(Dataset records on visual material)
□ □ □
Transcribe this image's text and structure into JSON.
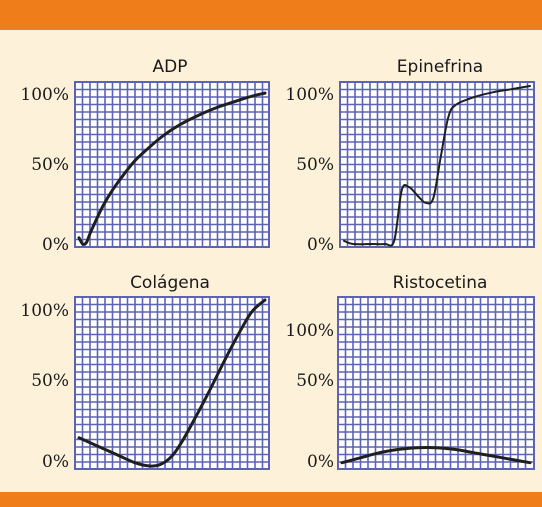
{
  "colors": {
    "frame": "#ef7d1a",
    "background": "#fdf1d9",
    "grid_bg": "#ffffff",
    "grid_line": "#5d63b4",
    "curve": "#1f1f1f"
  },
  "chart_data": [
    {
      "type": "line",
      "title": "ADP",
      "ylim": [
        0,
        100
      ],
      "yticks": [
        "100%",
        "50%",
        "0%"
      ],
      "x": [
        0,
        0.02,
        0.04,
        0.06,
        0.09,
        0.13,
        0.18,
        0.24,
        0.3,
        0.38,
        0.46,
        0.55,
        0.65,
        0.75,
        0.85,
        0.93,
        1.0
      ],
      "series": [
        {
          "values": [
            4,
            0,
            1,
            7,
            15,
            25,
            35,
            45,
            54,
            63,
            71,
            78,
            84,
            89,
            93,
            96,
            98
          ]
        }
      ],
      "grid": true
    },
    {
      "type": "line",
      "title": "Epinefrina",
      "ylim": [
        0,
        100
      ],
      "yticks": [
        "100%",
        "50%",
        "0%"
      ],
      "x": [
        0,
        0.05,
        0.15,
        0.22,
        0.27,
        0.31,
        0.35,
        0.4,
        0.44,
        0.48,
        0.52,
        0.56,
        0.6,
        0.7,
        0.8,
        0.9,
        1.0
      ],
      "series": [
        {
          "values": [
            2,
            0,
            0,
            0,
            2,
            34,
            36,
            30,
            26,
            29,
            55,
            80,
            88,
            93,
            96,
            98,
            100
          ]
        }
      ],
      "grid": true
    },
    {
      "type": "line",
      "title": "Colágena",
      "ylim": [
        0,
        100
      ],
      "yticks": [
        "100%",
        "50%",
        "0%"
      ],
      "x": [
        0,
        0.1,
        0.2,
        0.3,
        0.38,
        0.44,
        0.5,
        0.55,
        0.62,
        0.7,
        0.78,
        0.86,
        0.93,
        1.0
      ],
      "series": [
        {
          "values": [
            17,
            12,
            7,
            2,
            0,
            1,
            6,
            14,
            28,
            45,
            63,
            80,
            93,
            100
          ]
        }
      ],
      "grid": true
    },
    {
      "type": "line",
      "title": "Ristocetina",
      "ylim": [
        0,
        100
      ],
      "yticks": [
        "100%",
        "50%",
        "0%"
      ],
      "x": [
        0,
        0.1,
        0.2,
        0.3,
        0.4,
        0.5,
        0.6,
        0.7,
        0.8,
        0.9,
        1.0
      ],
      "series": [
        {
          "values": [
            2,
            5,
            8,
            10,
            11,
            11,
            10,
            8,
            6,
            4,
            2
          ]
        }
      ],
      "grid": true
    }
  ]
}
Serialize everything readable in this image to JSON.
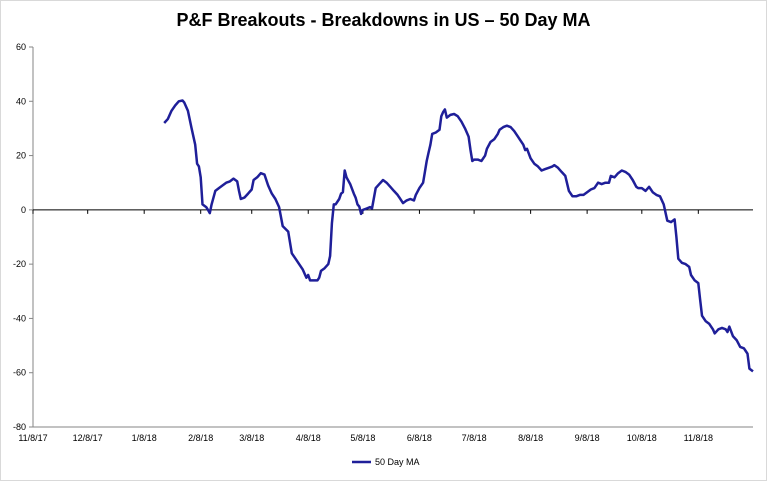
{
  "chart_data": {
    "type": "line",
    "title": "P&F Breakouts - Breakdowns in US – 50 Day MA",
    "xlabel": "",
    "ylabel": "",
    "ylim": [
      -80,
      60
    ],
    "y_ticks": [
      "60",
      "40",
      "20",
      "0",
      "-20",
      "-40",
      "-60",
      "-80"
    ],
    "x_ticks": [
      "11/8/17",
      "12/8/17",
      "1/8/18",
      "2/8/18",
      "3/8/18",
      "4/8/18",
      "5/8/18",
      "6/8/18",
      "7/8/18",
      "8/8/18",
      "9/8/18",
      "10/8/18",
      "11/8/18"
    ],
    "xlim": [
      "2017-11-08",
      "2018-12-08"
    ],
    "grid": false,
    "legend": "bottom",
    "color": "#1f1f99",
    "series": [
      {
        "name": "50 Day MA",
        "points": [
          [
            "2018-01-19",
            32
          ],
          [
            "2018-01-21",
            33.5
          ],
          [
            "2018-01-23",
            36.5
          ],
          [
            "2018-01-25",
            38.5
          ],
          [
            "2018-01-27",
            40
          ],
          [
            "2018-01-29",
            40.3
          ],
          [
            "2018-01-30",
            39.5
          ],
          [
            "2018-02-01",
            36.5
          ],
          [
            "2018-02-03",
            30
          ],
          [
            "2018-02-05",
            24
          ],
          [
            "2018-02-06",
            17
          ],
          [
            "2018-02-07",
            16
          ],
          [
            "2018-02-08",
            12
          ],
          [
            "2018-02-09",
            2
          ],
          [
            "2018-02-11",
            1
          ],
          [
            "2018-02-12",
            0
          ],
          [
            "2018-02-13",
            -1.2
          ],
          [
            "2018-02-14",
            2
          ],
          [
            "2018-02-16",
            7
          ],
          [
            "2018-02-18",
            8
          ],
          [
            "2018-02-20",
            9
          ],
          [
            "2018-02-22",
            10
          ],
          [
            "2018-02-24",
            10.5
          ],
          [
            "2018-02-26",
            11.5
          ],
          [
            "2018-02-28",
            10.5
          ],
          [
            "2018-03-01",
            7
          ],
          [
            "2018-03-02",
            4
          ],
          [
            "2018-03-04",
            4.5
          ],
          [
            "2018-03-06",
            6
          ],
          [
            "2018-03-08",
            7.5
          ],
          [
            "2018-03-09",
            11
          ],
          [
            "2018-03-11",
            12
          ],
          [
            "2018-03-13",
            13.5
          ],
          [
            "2018-03-15",
            13
          ],
          [
            "2018-03-17",
            9
          ],
          [
            "2018-03-19",
            6
          ],
          [
            "2018-03-21",
            4
          ],
          [
            "2018-03-23",
            1
          ],
          [
            "2018-03-25",
            -6
          ],
          [
            "2018-03-28",
            -8
          ],
          [
            "2018-03-30",
            -16
          ],
          [
            "2018-04-01",
            -18
          ],
          [
            "2018-04-03",
            -20
          ],
          [
            "2018-04-05",
            -22
          ],
          [
            "2018-04-07",
            -25
          ],
          [
            "2018-04-08",
            -24
          ],
          [
            "2018-04-09",
            -26
          ],
          [
            "2018-04-11",
            -26
          ],
          [
            "2018-04-13",
            -26
          ],
          [
            "2018-04-14",
            -25
          ],
          [
            "2018-04-15",
            -22.5
          ],
          [
            "2018-04-17",
            -21.5
          ],
          [
            "2018-04-19",
            -20
          ],
          [
            "2018-04-20",
            -17
          ],
          [
            "2018-04-21",
            -5
          ],
          [
            "2018-04-22",
            2
          ],
          [
            "2018-04-23",
            2
          ],
          [
            "2018-04-25",
            4
          ],
          [
            "2018-04-26",
            6
          ],
          [
            "2018-04-27",
            6.5
          ],
          [
            "2018-04-28",
            14.5
          ],
          [
            "2018-04-29",
            12
          ],
          [
            "2018-05-01",
            9.5
          ],
          [
            "2018-05-03",
            6
          ],
          [
            "2018-05-04",
            4.5
          ],
          [
            "2018-05-05",
            2
          ],
          [
            "2018-05-06",
            1.2
          ],
          [
            "2018-05-07",
            -1.5
          ],
          [
            "2018-05-08",
            0
          ],
          [
            "2018-05-10",
            0.5
          ],
          [
            "2018-05-12",
            1
          ],
          [
            "2018-05-13",
            0.5
          ],
          [
            "2018-05-15",
            8
          ],
          [
            "2018-05-17",
            9.5
          ],
          [
            "2018-05-19",
            11
          ],
          [
            "2018-05-21",
            10
          ],
          [
            "2018-05-23",
            8.5
          ],
          [
            "2018-05-25",
            7
          ],
          [
            "2018-05-27",
            5.5
          ],
          [
            "2018-05-28",
            4.5
          ],
          [
            "2018-05-30",
            2.5
          ],
          [
            "2018-06-01",
            3.5
          ],
          [
            "2018-06-03",
            4
          ],
          [
            "2018-06-05",
            3.5
          ],
          [
            "2018-06-06",
            5.5
          ],
          [
            "2018-06-08",
            8
          ],
          [
            "2018-06-10",
            10
          ],
          [
            "2018-06-11",
            14
          ],
          [
            "2018-06-12",
            18
          ],
          [
            "2018-06-13",
            21
          ],
          [
            "2018-06-14",
            24
          ],
          [
            "2018-06-15",
            28
          ],
          [
            "2018-06-17",
            28.5
          ],
          [
            "2018-06-19",
            29.5
          ],
          [
            "2018-06-20",
            34.5
          ],
          [
            "2018-06-21",
            36
          ],
          [
            "2018-06-22",
            37
          ],
          [
            "2018-06-23",
            34
          ],
          [
            "2018-06-25",
            35
          ],
          [
            "2018-06-27",
            35.3
          ],
          [
            "2018-06-29",
            34.5
          ],
          [
            "2018-07-01",
            32.5
          ],
          [
            "2018-07-03",
            30
          ],
          [
            "2018-07-05",
            27
          ],
          [
            "2018-07-06",
            22
          ],
          [
            "2018-07-07",
            18
          ],
          [
            "2018-07-08",
            18.5
          ],
          [
            "2018-07-10",
            18.5
          ],
          [
            "2018-07-12",
            18
          ],
          [
            "2018-07-14",
            20
          ],
          [
            "2018-07-15",
            22.5
          ],
          [
            "2018-07-17",
            25
          ],
          [
            "2018-07-19",
            26
          ],
          [
            "2018-07-21",
            28
          ],
          [
            "2018-07-22",
            29.5
          ],
          [
            "2018-07-24",
            30.5
          ],
          [
            "2018-07-26",
            31
          ],
          [
            "2018-07-28",
            30.5
          ],
          [
            "2018-07-30",
            29
          ],
          [
            "2018-08-01",
            27
          ],
          [
            "2018-08-02",
            26
          ],
          [
            "2018-08-04",
            24
          ],
          [
            "2018-08-05",
            22
          ],
          [
            "2018-08-06",
            22.5
          ],
          [
            "2018-08-08",
            19
          ],
          [
            "2018-08-10",
            17
          ],
          [
            "2018-08-12",
            16
          ],
          [
            "2018-08-14",
            14.5
          ],
          [
            "2018-08-16",
            15
          ],
          [
            "2018-08-18",
            15.5
          ],
          [
            "2018-08-20",
            16
          ],
          [
            "2018-08-21",
            16.5
          ],
          [
            "2018-08-23",
            15.5
          ],
          [
            "2018-08-25",
            14
          ],
          [
            "2018-08-27",
            12.5
          ],
          [
            "2018-08-29",
            7
          ],
          [
            "2018-08-31",
            5
          ],
          [
            "2018-09-02",
            5
          ],
          [
            "2018-09-04",
            5.5
          ],
          [
            "2018-09-06",
            5.5
          ],
          [
            "2018-09-08",
            6.5
          ],
          [
            "2018-09-10",
            7.5
          ],
          [
            "2018-09-12",
            8
          ],
          [
            "2018-09-14",
            10
          ],
          [
            "2018-09-16",
            9.5
          ],
          [
            "2018-09-18",
            10
          ],
          [
            "2018-09-20",
            10
          ],
          [
            "2018-09-21",
            12.5
          ],
          [
            "2018-09-23",
            12
          ],
          [
            "2018-09-25",
            13.5
          ],
          [
            "2018-09-27",
            14.5
          ],
          [
            "2018-09-29",
            14
          ],
          [
            "2018-10-01",
            13
          ],
          [
            "2018-10-03",
            11
          ],
          [
            "2018-10-05",
            8.5
          ],
          [
            "2018-10-06",
            8
          ],
          [
            "2018-10-08",
            8
          ],
          [
            "2018-10-10",
            7
          ],
          [
            "2018-10-12",
            8.5
          ],
          [
            "2018-10-14",
            6.5
          ],
          [
            "2018-10-16",
            5.5
          ],
          [
            "2018-10-18",
            5
          ],
          [
            "2018-10-20",
            2
          ],
          [
            "2018-10-22",
            -4
          ],
          [
            "2018-10-24",
            -4.5
          ],
          [
            "2018-10-26",
            -3.5
          ],
          [
            "2018-10-27",
            -10
          ],
          [
            "2018-10-28",
            -18
          ],
          [
            "2018-10-30",
            -19.5
          ],
          [
            "2018-11-01",
            -20
          ],
          [
            "2018-11-03",
            -21
          ],
          [
            "2018-11-04",
            -24
          ],
          [
            "2018-11-06",
            -26
          ],
          [
            "2018-11-08",
            -27
          ],
          [
            "2018-11-09",
            -33
          ],
          [
            "2018-11-10",
            -39
          ],
          [
            "2018-11-12",
            -41
          ],
          [
            "2018-11-14",
            -42
          ],
          [
            "2018-11-16",
            -44
          ],
          [
            "2018-11-17",
            -45.5
          ],
          [
            "2018-11-19",
            -44
          ],
          [
            "2018-11-21",
            -43.5
          ],
          [
            "2018-11-23",
            -44
          ],
          [
            "2018-11-24",
            -45
          ],
          [
            "2018-11-25",
            -43
          ],
          [
            "2018-11-27",
            -46.5
          ],
          [
            "2018-11-29",
            -48
          ],
          [
            "2018-12-01",
            -50.5
          ],
          [
            "2018-12-03",
            -51
          ],
          [
            "2018-12-04",
            -52
          ],
          [
            "2018-12-05",
            -53
          ],
          [
            "2018-12-06",
            -58.5
          ],
          [
            "2018-12-07",
            -59
          ],
          [
            "2018-12-08",
            -59.5
          ]
        ]
      }
    ]
  }
}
□ □ □
**Task objective:** Copy every line in the entries above that has the string "JSON" in it.

**Correct output:**
Transcribe this image's text and structure into JSON.
Serialize everything readable in this image to JSON.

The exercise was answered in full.